> _YOUR TASK_
Which lines contain the string "दनशब"? Please list every one of them.
- - -
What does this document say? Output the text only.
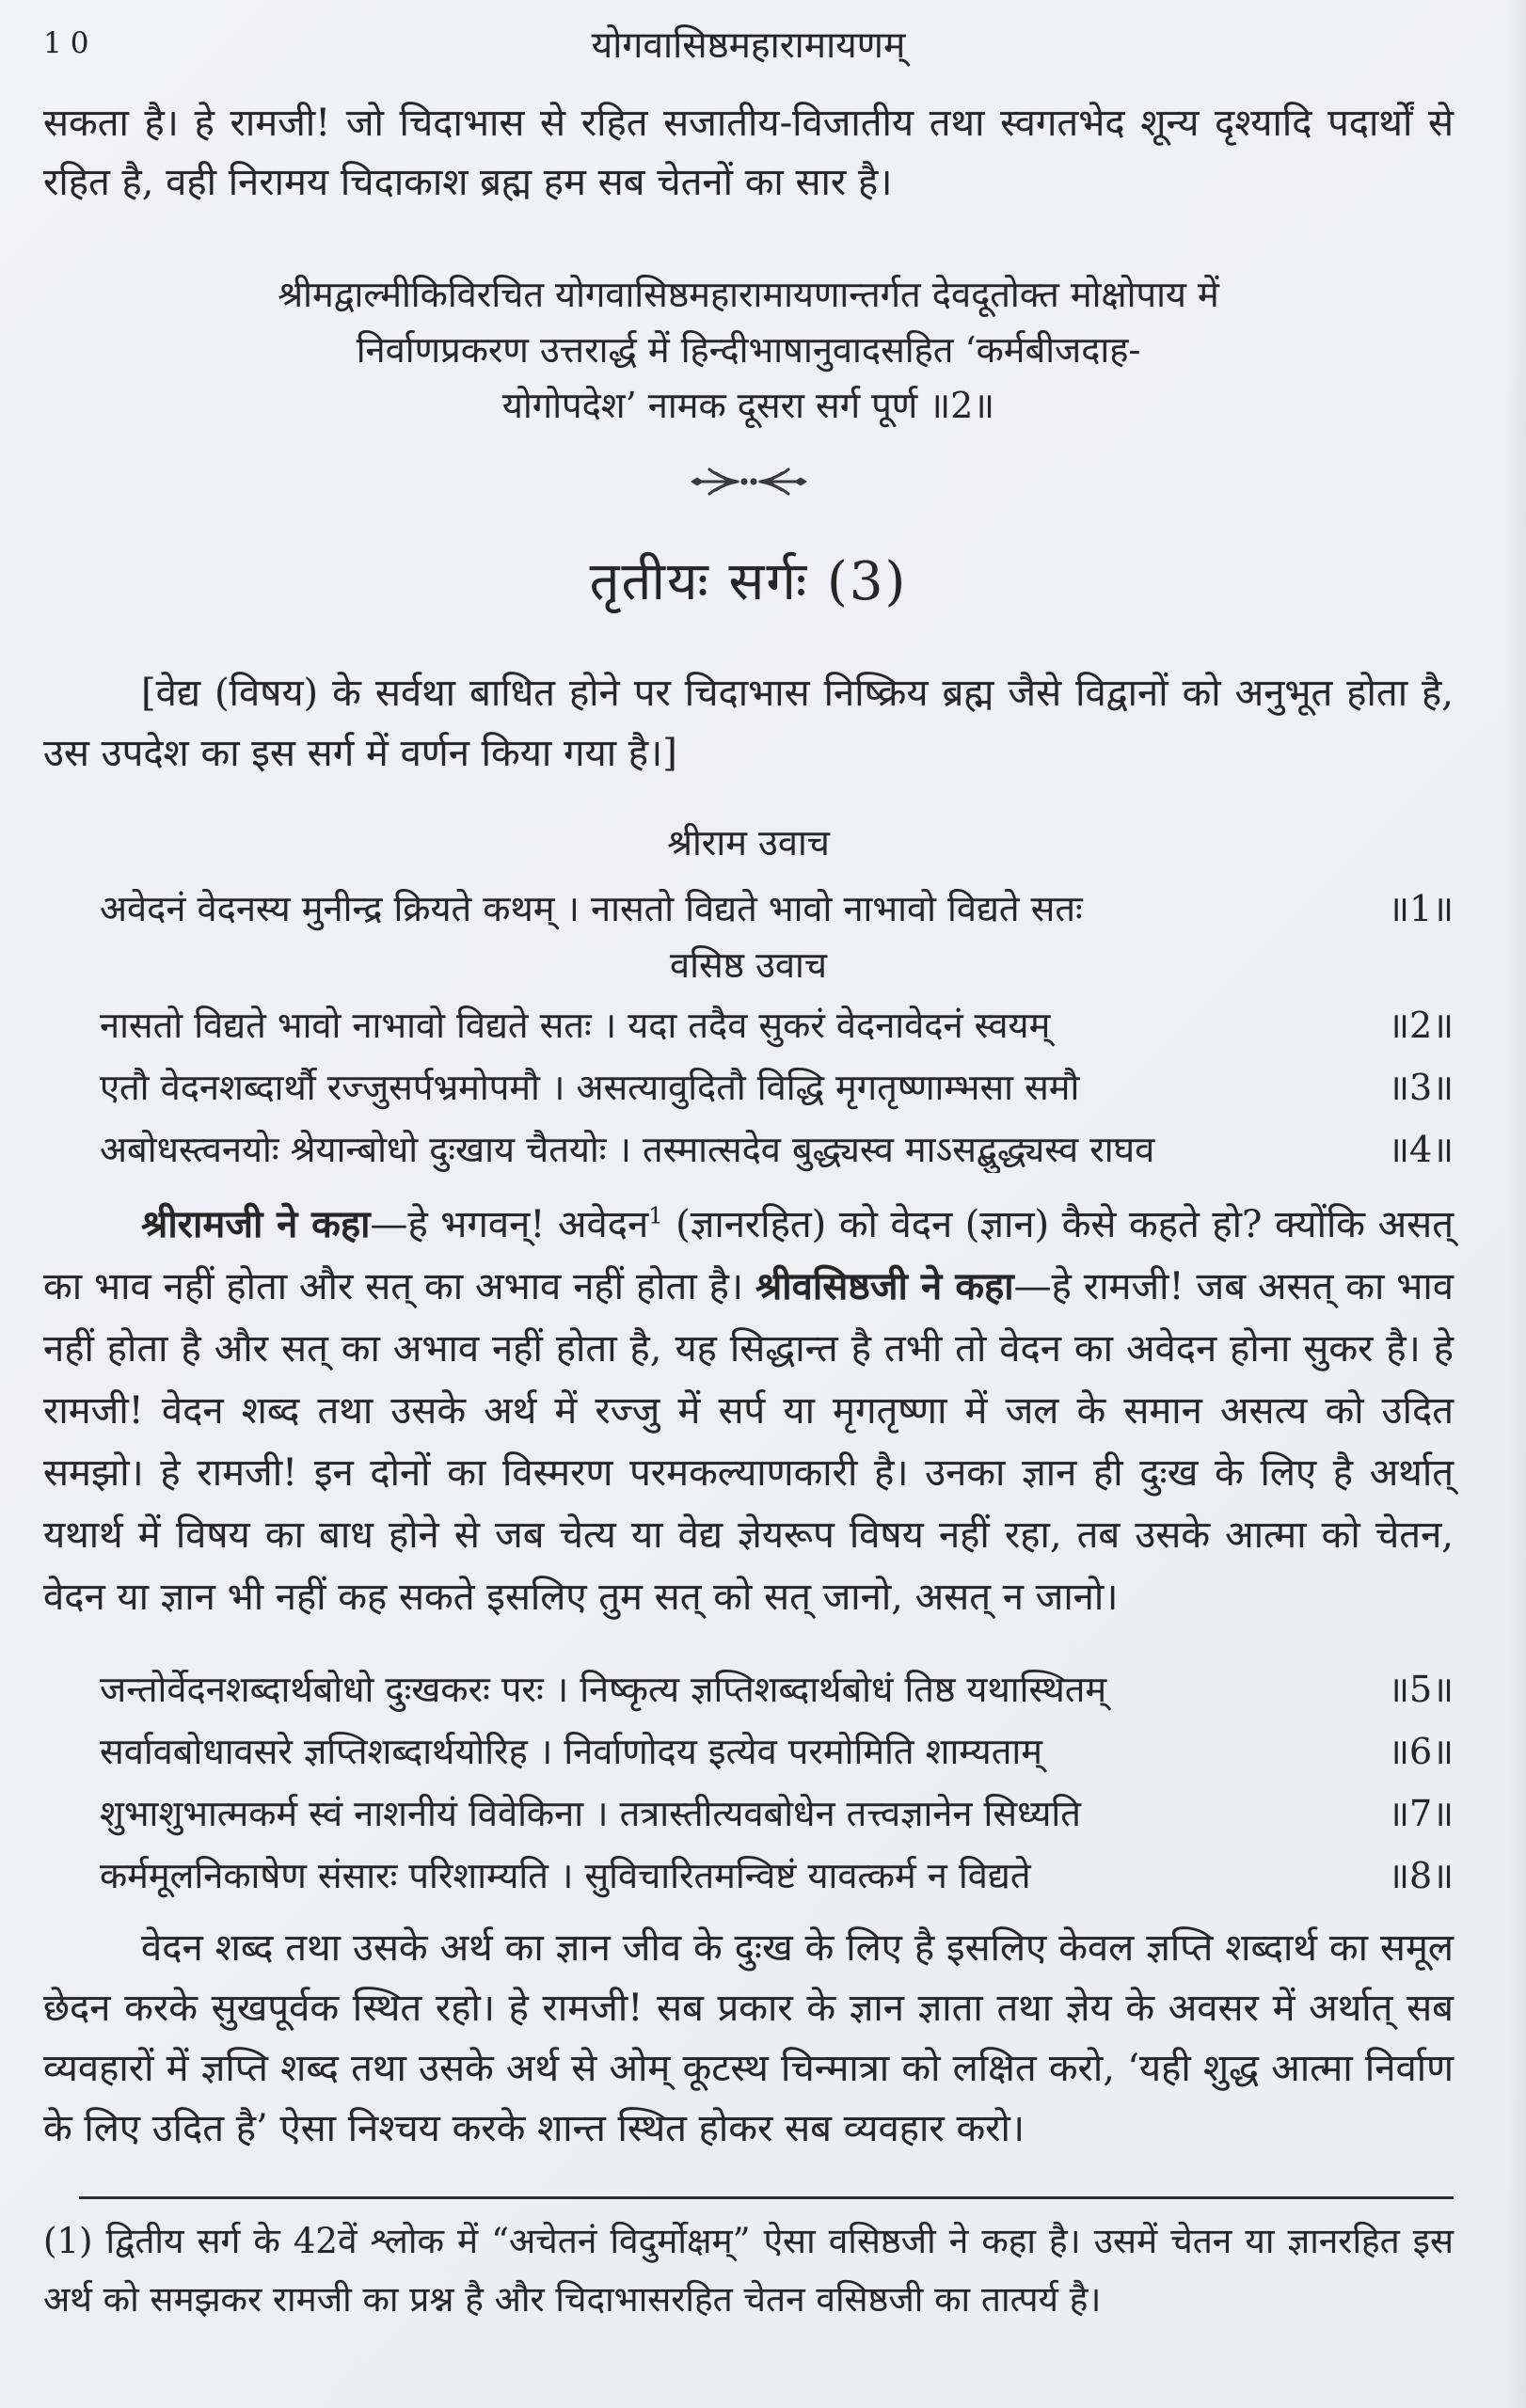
10	योगवासिष्ठमहारामायणम्

सकता है। हे रामजी! जो चिदाभास से रहित सजातीय-विजातीय तथा स्वगतभेद शून्य दृश्यादि पदार्थों से रहित है, वही निरामय चिदाकाश ब्रह्म हम सब चेतनों का सार है।

श्रीमद्वाल्मीकिविरचित योगवासिष्ठमहारामायणान्तर्गत देवदूतोक्त मोक्षोपाय में
निर्वाणप्रकरण उत्तरार्द्ध में हिन्दीभाषानुवादसहित ‘कर्मबीजदाह-
योगोपदेश’ नामक दूसरा सर्ग पूर्ण ॥2॥
तृतीयः सर्गः (3)

[वेद्य (विषय) के सर्वथा बाधित होने पर चिदाभास निष्क्रिय ब्रह्म जैसे विद्वानों को अनुभूत होता है, उस उपदेश का इस सर्ग में वर्णन किया गया है।]

श्रीराम उवाच
अवेदनं वेदनस्य मुनीन्द्र क्रियते कथम् । नासतो विद्यते भावो नाभावो विद्यते सतः	॥1॥
वसिष्ठ उवाच
नासतो विद्यते भावो नाभावो विद्यते सतः । यदा तदैव सुकरं वेदनावेदनं स्वयम्	॥2॥
एतौ वेदनशब्दार्थौ रज्जुसर्पभ्रमोपमौ । असत्यावुदितौ विद्धि मृगतृष्णाम्भसा समौ	॥3॥
अबोधस्त्वनयोः श्रेयान्बोधो दुःखाय चैतयोः । तस्मात्सदेव बुद्ध्यस्व माऽसद्बुद्ध्यस्व राघव	॥4॥

श्रीरामजी ने कहा—हे भगवन्! अवेदन$^1$ (ज्ञानरहित) को वेदन (ज्ञान) कैसे कहते हो? क्योंकि असत् का भाव नहीं होता और सत् का अभाव नहीं होता है। श्रीवसिष्ठजी ने कहा—हे रामजी! जब असत् का भाव नहीं होता है और सत् का अभाव नहीं होता है, यह सिद्धान्त है तभी तो वेदन का अवेदन होना सुकर है। हे रामजी! वेदन शब्द तथा उसके अर्थ में रज्जु में सर्प या मृगतृष्णा में जल के समान असत्य को उदित समझो। हे रामजी! इन दोनों का विस्मरण परमकल्याणकारी है। उनका ज्ञान ही दुःख के लिए है अर्थात् यथार्थ में विषय का बाध होने से जब चेत्य या वेद्य ज्ञेयरूप विषय नहीं रहा, तब उसके आत्मा को चेतन, वेदन या ज्ञान भी नहीं कह सकते इसलिए तुम सत् को सत् जानो, असत् न जानो।

जन्तोर्वेदनशब्दार्थबोधो दुःखकरः परः । निष्कृत्य ज्ञप्तिशब्दार्थबोधं तिष्ठ यथास्थितम्	॥5॥
सर्वावबोधावसरे ज्ञप्तिशब्दार्थयोरिह । निर्वाणोदय इत्येव परमोमिति शाम्यताम्	॥6॥
शुभाशुभात्मकर्म स्वं नाशनीयं विवेकिना । तत्रास्तीत्यवबोधेन तत्त्वज्ञानेन सिध्यति	॥7॥
कर्ममूलनिकाषेण संसारः परिशाम्यति । सुविचारितमन्विष्टं यावत्कर्म न विद्यते	॥8॥

वेदन शब्द तथा उसके अर्थ का ज्ञान जीव के दुःख के लिए है इसलिए केवल ज्ञप्ति शब्दार्थ का समूल छेदन करके सुखपूर्वक स्थित रहो। हे रामजी! सब प्रकार के ज्ञान ज्ञाता तथा ज्ञेय के अवसर में अर्थात् सब व्यवहारों में ज्ञप्ति शब्द तथा उसके अर्थ से ओम् कूटस्थ चिन्मात्रा को लक्षित करो, ‘यही शुद्ध आत्मा निर्वाण के लिए उदित है’ ऐसा निश्चय करके शान्त स्थित होकर सब व्यवहार करो।

(1) द्वितीय सर्ग के 42वें श्लोक में “अचेतनं विदुर्मोक्षम्” ऐसा वसिष्ठजी ने कहा है। उसमें चेतन या ज्ञानरहित इस अर्थ को समझकर रामजी का प्रश्न है और चिदाभासरहित चेतन वसिष्ठजी का तात्पर्य है।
- - -
> _FINISHED EXERCISE_
एतौ वेदनशब्दार्थौ रज्जुसर्पभ्रमोपमौ । असत्यावुदितौ विद्धि मृगतृष्णाम्भसा समौ	॥3॥
जन्तोर्वेदनशब्दार्थबोधो दुःखकरः परः । निष्कृत्य ज्ञप्तिशब्दार्थबोधं तिष्ठ यथास्थितम्	॥5॥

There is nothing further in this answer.